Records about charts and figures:

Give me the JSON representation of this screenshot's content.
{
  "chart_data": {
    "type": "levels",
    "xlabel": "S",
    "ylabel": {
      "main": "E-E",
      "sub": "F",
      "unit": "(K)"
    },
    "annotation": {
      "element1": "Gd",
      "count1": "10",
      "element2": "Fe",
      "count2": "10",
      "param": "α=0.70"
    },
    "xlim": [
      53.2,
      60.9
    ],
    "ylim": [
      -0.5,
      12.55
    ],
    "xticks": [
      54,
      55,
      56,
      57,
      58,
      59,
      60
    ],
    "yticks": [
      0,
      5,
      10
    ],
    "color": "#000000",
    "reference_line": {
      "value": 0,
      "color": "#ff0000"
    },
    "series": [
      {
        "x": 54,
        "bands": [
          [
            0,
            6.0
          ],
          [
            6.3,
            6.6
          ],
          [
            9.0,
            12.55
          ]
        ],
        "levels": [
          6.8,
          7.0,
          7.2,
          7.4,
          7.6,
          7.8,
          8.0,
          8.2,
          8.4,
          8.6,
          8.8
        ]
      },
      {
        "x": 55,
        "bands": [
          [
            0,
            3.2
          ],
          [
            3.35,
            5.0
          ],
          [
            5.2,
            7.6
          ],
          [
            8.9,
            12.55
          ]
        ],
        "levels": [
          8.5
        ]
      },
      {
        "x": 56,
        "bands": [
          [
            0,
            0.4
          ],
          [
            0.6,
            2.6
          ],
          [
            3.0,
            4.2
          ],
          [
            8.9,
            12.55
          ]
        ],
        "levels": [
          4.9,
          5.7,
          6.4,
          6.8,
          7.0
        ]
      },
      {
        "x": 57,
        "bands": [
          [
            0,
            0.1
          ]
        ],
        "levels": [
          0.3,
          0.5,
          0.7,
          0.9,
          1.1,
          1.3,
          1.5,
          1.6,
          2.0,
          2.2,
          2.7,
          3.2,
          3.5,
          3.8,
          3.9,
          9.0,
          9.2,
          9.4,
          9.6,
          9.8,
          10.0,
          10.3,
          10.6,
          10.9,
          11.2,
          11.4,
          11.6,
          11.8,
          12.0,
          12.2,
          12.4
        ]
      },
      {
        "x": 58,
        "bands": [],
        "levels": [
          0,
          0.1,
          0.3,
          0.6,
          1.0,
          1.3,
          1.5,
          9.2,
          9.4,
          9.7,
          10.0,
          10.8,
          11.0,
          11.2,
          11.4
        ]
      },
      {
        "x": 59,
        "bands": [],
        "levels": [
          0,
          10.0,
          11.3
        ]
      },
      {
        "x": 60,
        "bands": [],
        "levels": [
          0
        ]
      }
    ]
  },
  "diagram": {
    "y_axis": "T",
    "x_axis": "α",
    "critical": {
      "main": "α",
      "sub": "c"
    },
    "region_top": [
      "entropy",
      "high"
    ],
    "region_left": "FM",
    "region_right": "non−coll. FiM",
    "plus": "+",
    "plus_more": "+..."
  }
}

▶ [TASK TO CARRY OUT]: Copy out the full material exactly as it appears.

▶ [RESPONSE]:
Give me the JSON representation of this screenshot's content.
{
  "chart_data": {
    "type": "levels",
    "xlabel": "S",
    "ylabel": {
      "main": "E-E",
      "sub": "F",
      "unit": "(K)"
    },
    "annotation": {
      "element1": "Gd",
      "count1": "10",
      "element2": "Fe",
      "count2": "10",
      "param": "α=0.70"
    },
    "xlim": [
      53.2,
      60.9
    ],
    "ylim": [
      -0.5,
      12.55
    ],
    "xticks": [
      54,
      55,
      56,
      57,
      58,
      59,
      60
    ],
    "yticks": [
      0,
      5,
      10
    ],
    "color": "#000000",
    "reference_line": {
      "value": 0,
      "color": "#ff0000"
    },
    "series": [
      {
        "x": 54,
        "bands": [
          [
            0,
            6.0
          ],
          [
            6.3,
            6.6
          ],
          [
            9.0,
            12.55
          ]
        ],
        "levels": [
          6.8,
          7.0,
          7.2,
          7.4,
          7.6,
          7.8,
          8.0,
          8.2,
          8.4,
          8.6,
          8.8
        ]
      },
      {
        "x": 55,
        "bands": [
          [
            0,
            3.2
          ],
          [
            3.35,
            5.0
          ],
          [
            5.2,
            7.6
          ],
          [
            8.9,
            12.55
          ]
        ],
        "levels": [
          8.5
        ]
      },
      {
        "x": 56,
        "bands": [
          [
            0,
            0.4
          ],
          [
            0.6,
            2.6
          ],
          [
            3.0,
            4.2
          ],
          [
            8.9,
            12.55
          ]
        ],
        "levels": [
          4.9,
          5.7,
          6.4,
          6.8,
          7.0
        ]
      },
      {
        "x": 57,
        "bands": [
          [
            0,
            0.1
          ]
        ],
        "levels": [
          0.3,
          0.5,
          0.7,
          0.9,
          1.1,
          1.3,
          1.5,
          1.6,
          2.0,
          2.2,
          2.7,
          3.2,
          3.5,
          3.8,
          3.9,
          9.0,
          9.2,
          9.4,
          9.6,
          9.8,
          10.0,
          10.3,
          10.6,
          10.9,
          11.2,
          11.4,
          11.6,
          11.8,
          12.0,
          12.2,
          12.4
        ]
      },
      {
        "x": 58,
        "bands": [],
        "levels": [
          0,
          0.1,
          0.3,
          0.6,
          1.0,
          1.3,
          1.5,
          9.2,
          9.4,
          9.7,
          10.0,
          10.8,
          11.0,
          11.2,
          11.4
        ]
      },
      {
        "x": 59,
        "bands": [],
        "levels": [
          0,
          10.0,
          11.3
        ]
      },
      {
        "x": 60,
        "bands": [],
        "levels": [
          0
        ]
      }
    ]
  },
  "diagram": {
    "y_axis": "T",
    "x_axis": "α",
    "critical": {
      "main": "α",
      "sub": "c"
    },
    "region_top": [
      "entropy",
      "high"
    ],
    "region_left": "FM",
    "region_right": "non−coll. FiM",
    "plus": "+",
    "plus_more": "+..."
  }
}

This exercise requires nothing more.